_Page text_.

▼

Maritime Transport Innovation

Maritime transport is commonly presented as the cleanest mode of transport. However, the reality is less obvious. In order to boost the ecological transition of this sector, the IMO has set binding targets. A revolution is therefore underway to have cleaner modes of propulsion.

A necessary ecological transition

It is true that maritime transport is much more efficient in terms of CO₂ emissions than road transport. However, its environmental footprint is much larger if we look at the sulphur and nitrogen oxide emissions induced by the consumption of heavy fuel oil.

The IMO has taken the measure of the on-going ecological transition. It has therefore committed to reducing the total volume of greenhouse gases (GHG) emissions from shipping. The goal is to reach half of 2008 GHG emissions level by 2050.

To comply with these new standards, ship-owners have no choice but to make investments. There areseveral options:

• turning to low-sulfur marine fuel oil: cheaper than conventional heavy fuel oil, its carbon footprint remains high;
• installing smoke scrubbers: such devices are capable of capturing up to 90% of sulfur emissions;
• change to alternative propulsion modes.

The need for investment

During the life of a vessel, shipowners are faced with regulatory changes and the variability of energy costs. Therefore, spending on research and development for alternative propulsion systems must be considered as an investment.

▲

_Page layout parsing data_.
▼

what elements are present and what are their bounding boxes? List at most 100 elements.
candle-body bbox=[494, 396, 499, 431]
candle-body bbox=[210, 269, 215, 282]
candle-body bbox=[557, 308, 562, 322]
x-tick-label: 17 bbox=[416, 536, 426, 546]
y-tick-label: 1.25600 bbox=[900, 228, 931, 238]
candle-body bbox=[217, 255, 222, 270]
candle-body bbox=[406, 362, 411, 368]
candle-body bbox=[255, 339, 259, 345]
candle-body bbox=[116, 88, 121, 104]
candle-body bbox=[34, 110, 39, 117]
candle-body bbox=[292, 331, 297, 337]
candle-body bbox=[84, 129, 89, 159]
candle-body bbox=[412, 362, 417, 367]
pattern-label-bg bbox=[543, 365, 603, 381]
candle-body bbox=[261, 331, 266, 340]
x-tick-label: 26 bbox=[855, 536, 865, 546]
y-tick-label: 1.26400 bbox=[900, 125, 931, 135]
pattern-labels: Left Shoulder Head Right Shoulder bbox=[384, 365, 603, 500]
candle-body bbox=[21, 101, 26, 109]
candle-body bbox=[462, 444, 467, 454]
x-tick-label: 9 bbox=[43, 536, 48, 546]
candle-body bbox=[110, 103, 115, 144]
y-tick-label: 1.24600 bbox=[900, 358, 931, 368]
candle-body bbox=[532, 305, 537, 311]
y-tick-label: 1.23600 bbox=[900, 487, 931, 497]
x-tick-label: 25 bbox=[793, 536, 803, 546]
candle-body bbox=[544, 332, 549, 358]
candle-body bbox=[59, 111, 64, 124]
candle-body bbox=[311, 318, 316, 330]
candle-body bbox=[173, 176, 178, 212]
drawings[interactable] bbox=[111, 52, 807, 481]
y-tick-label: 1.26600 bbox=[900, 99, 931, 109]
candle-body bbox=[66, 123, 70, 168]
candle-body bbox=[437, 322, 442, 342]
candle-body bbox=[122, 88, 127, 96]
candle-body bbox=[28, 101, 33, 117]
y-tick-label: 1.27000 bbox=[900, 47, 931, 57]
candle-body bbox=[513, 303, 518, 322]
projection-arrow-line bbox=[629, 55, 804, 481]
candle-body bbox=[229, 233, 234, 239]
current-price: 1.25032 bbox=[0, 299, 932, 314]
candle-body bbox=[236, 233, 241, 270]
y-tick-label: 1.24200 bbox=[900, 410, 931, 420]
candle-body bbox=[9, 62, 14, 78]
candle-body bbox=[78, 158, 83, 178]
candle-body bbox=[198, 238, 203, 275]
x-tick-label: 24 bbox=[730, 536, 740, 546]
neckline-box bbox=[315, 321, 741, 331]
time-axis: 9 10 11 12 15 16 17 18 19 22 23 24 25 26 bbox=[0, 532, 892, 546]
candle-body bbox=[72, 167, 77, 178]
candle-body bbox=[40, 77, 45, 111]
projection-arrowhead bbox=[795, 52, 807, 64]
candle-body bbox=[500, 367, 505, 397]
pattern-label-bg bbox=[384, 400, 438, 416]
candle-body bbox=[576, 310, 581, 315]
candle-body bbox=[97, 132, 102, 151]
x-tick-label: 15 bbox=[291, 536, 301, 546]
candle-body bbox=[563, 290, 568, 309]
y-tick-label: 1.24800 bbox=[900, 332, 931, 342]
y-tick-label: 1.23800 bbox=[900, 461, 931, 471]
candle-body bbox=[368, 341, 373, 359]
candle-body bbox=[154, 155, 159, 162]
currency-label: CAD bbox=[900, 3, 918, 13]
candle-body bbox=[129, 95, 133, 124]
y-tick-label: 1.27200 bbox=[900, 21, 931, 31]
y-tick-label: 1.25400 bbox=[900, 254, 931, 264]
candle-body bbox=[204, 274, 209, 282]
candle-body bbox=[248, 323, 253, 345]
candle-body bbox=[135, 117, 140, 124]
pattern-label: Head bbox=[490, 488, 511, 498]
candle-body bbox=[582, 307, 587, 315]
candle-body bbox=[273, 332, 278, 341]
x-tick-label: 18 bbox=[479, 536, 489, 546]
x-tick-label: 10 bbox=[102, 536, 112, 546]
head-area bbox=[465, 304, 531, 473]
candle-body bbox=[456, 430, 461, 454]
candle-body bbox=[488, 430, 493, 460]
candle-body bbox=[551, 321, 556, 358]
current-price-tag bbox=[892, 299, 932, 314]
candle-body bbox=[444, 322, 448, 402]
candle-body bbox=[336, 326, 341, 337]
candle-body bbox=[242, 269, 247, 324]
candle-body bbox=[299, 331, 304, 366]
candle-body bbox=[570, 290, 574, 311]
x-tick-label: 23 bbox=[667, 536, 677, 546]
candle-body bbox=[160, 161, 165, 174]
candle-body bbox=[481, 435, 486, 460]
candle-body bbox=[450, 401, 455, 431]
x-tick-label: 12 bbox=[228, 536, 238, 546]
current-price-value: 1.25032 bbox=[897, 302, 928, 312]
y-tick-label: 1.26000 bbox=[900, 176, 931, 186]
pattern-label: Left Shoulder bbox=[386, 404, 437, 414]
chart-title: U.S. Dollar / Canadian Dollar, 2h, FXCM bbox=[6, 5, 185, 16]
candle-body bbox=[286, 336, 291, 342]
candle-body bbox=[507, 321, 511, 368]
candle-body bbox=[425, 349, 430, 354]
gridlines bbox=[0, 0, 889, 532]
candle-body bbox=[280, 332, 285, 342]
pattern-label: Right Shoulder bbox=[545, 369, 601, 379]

▲

_Brief A_.
Can you copy the maritime transport text word for word, from "A necessary ecological" up to and including "alternative propulsion modes."?
_Brief B_.
Can you carry the maritime transport text further, beginning right after its last sentence?

_Final answer A_.
A necessary ecological transition

It is true that maritime transport is much more efficient in terms of CO₂ emissions than road transport. However, its environmental footprint is much larger if we look at the sulphur and nitrogen oxide emissions induced by the consumption of heavy fuel oil.

The IMO has taken the measure of the on-going ecological transition. It has therefore committed to reducing the total volume of greenhouse gases (GHG) emissions from shipping. The goal is to reach half of 2008 GHG emissions level by 2050.

To comply with these new standards, ship-owners have no choice but to make investments. There areseveral options:

• turning to low-sulfur marine fuel oil: cheaper than conventional heavy fuel oil, its carbon footprint remains high;
• installing smoke scrubbers: such devices are capable of capturing up to 90% of sulfur emissions;
• change to alternative propulsion modes.

_Final answer B_.
The maritime transport sector underwent a first change with the multiplication of electrically propelled ships, known as “all-electric ships“. It is true that electric propulsion is more efficient than conventional propulsion. However, the gains obtained are low compared to the IMO objectives.

Other technologies, currently in service or under development, can generate fuel-consumption reductions, meaning GHG emissions reductions:

• sailing propulsion: several carriers have opted for hyper-efficient cargo sailing ships, some of them are able to carry several hundred TEU;
• wind energy is also used via towing kites, or Flettner rotors, using the Magnus effect to supplement the propulsion of ships, thus reducing the load on propulsion engines and therefore their consumption;
• wind energy combined with solar energy. The EnergySail technology developed by Eco Marine Power, for example, uses rigid sails equipped with solar panels;
• wave energy: installed at the back of the ship, an articulated hydrofoil is driven by the waves. The movement generates useful energy for the ship, which leads to a reduction in fuel consumption (such technology has been developed by Blue Fins and Ifremer).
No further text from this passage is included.